======== Available records ========
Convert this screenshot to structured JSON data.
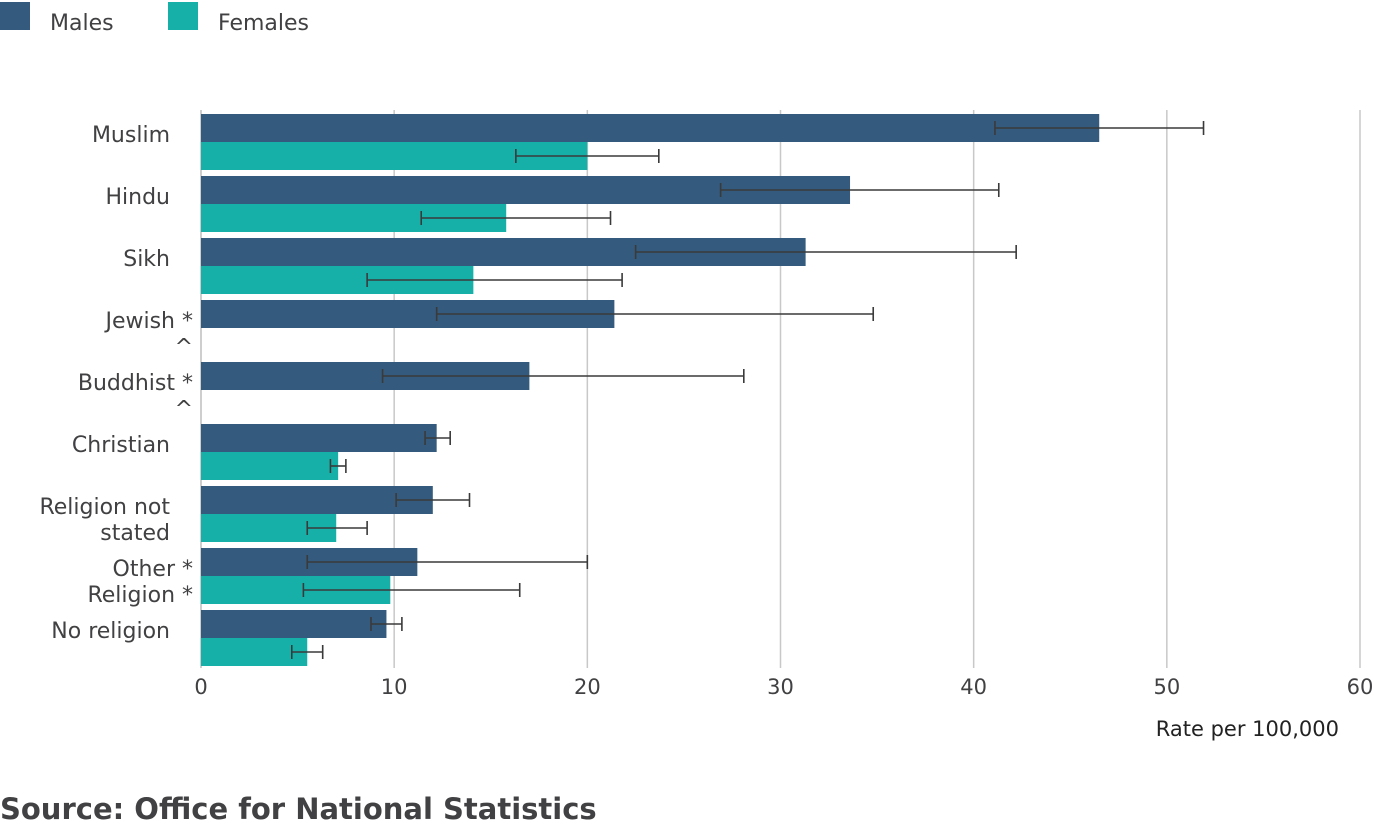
{
  "chart_data": {
    "type": "bar",
    "orientation": "horizontal",
    "categories": [
      [
        "Muslim"
      ],
      [
        "Hindu"
      ],
      [
        "Sikh"
      ],
      [
        "Jewish *",
        "^"
      ],
      [
        "Buddhist *",
        "^"
      ],
      [
        "Christian"
      ],
      [
        "Religion not",
        "stated"
      ],
      [
        "Other *",
        "Religion *"
      ],
      [
        "No religion"
      ]
    ],
    "series": [
      {
        "name": "Males",
        "color": "#345a7d",
        "values": [
          46.5,
          33.6,
          31.3,
          21.4,
          17.0,
          12.2,
          12.0,
          11.2,
          9.6
        ],
        "ci_low": [
          41.1,
          26.9,
          22.5,
          12.2,
          9.4,
          11.6,
          10.1,
          5.5,
          8.8
        ],
        "ci_high": [
          51.9,
          41.3,
          42.2,
          34.8,
          28.1,
          12.9,
          13.9,
          20.0,
          10.4
        ]
      },
      {
        "name": "Females",
        "color": "#17b0a8",
        "values": [
          20.0,
          15.8,
          14.1,
          null,
          null,
          7.1,
          7.0,
          9.8,
          5.5
        ],
        "ci_low": [
          16.3,
          11.4,
          8.6,
          null,
          null,
          6.7,
          5.5,
          5.3,
          4.7
        ],
        "ci_high": [
          23.7,
          21.2,
          21.8,
          null,
          null,
          7.5,
          8.6,
          16.5,
          6.3
        ]
      }
    ],
    "xlim": [
      0,
      60
    ],
    "xticks": [
      "0",
      "10",
      "20",
      "30",
      "40",
      "50",
      "60"
    ],
    "xlabel": "Rate per 100,000",
    "grid": "vertical",
    "legend_position": "top-left"
  },
  "source": "Source: Office for National Statistics"
}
========
• Exercise brief:
Copy out the records above in full, exactly as written, but not the pictures.

• Correct output:
Convert this screenshot to structured JSON data.
{
  "chart_data": {
    "type": "bar",
    "orientation": "horizontal",
    "categories": [
      [
        "Muslim"
      ],
      [
        "Hindu"
      ],
      [
        "Sikh"
      ],
      [
        "Jewish *",
        "^"
      ],
      [
        "Buddhist *",
        "^"
      ],
      [
        "Christian"
      ],
      [
        "Religion not",
        "stated"
      ],
      [
        "Other *",
        "Religion *"
      ],
      [
        "No religion"
      ]
    ],
    "series": [
      {
        "name": "Males",
        "color": "#345a7d",
        "values": [
          46.5,
          33.6,
          31.3,
          21.4,
          17.0,
          12.2,
          12.0,
          11.2,
          9.6
        ],
        "ci_low": [
          41.1,
          26.9,
          22.5,
          12.2,
          9.4,
          11.6,
          10.1,
          5.5,
          8.8
        ],
        "ci_high": [
          51.9,
          41.3,
          42.2,
          34.8,
          28.1,
          12.9,
          13.9,
          20.0,
          10.4
        ]
      },
      {
        "name": "Females",
        "color": "#17b0a8",
        "values": [
          20.0,
          15.8,
          14.1,
          null,
          null,
          7.1,
          7.0,
          9.8,
          5.5
        ],
        "ci_low": [
          16.3,
          11.4,
          8.6,
          null,
          null,
          6.7,
          5.5,
          5.3,
          4.7
        ],
        "ci_high": [
          23.7,
          21.2,
          21.8,
          null,
          null,
          7.5,
          8.6,
          16.5,
          6.3
        ]
      }
    ],
    "xlim": [
      0,
      60
    ],
    "xticks": [
      "0",
      "10",
      "20",
      "30",
      "40",
      "50",
      "60"
    ],
    "xlabel": "Rate per 100,000",
    "grid": "vertical",
    "legend_position": "top-left"
  },
  "source": "Source: Office for National Statistics"
}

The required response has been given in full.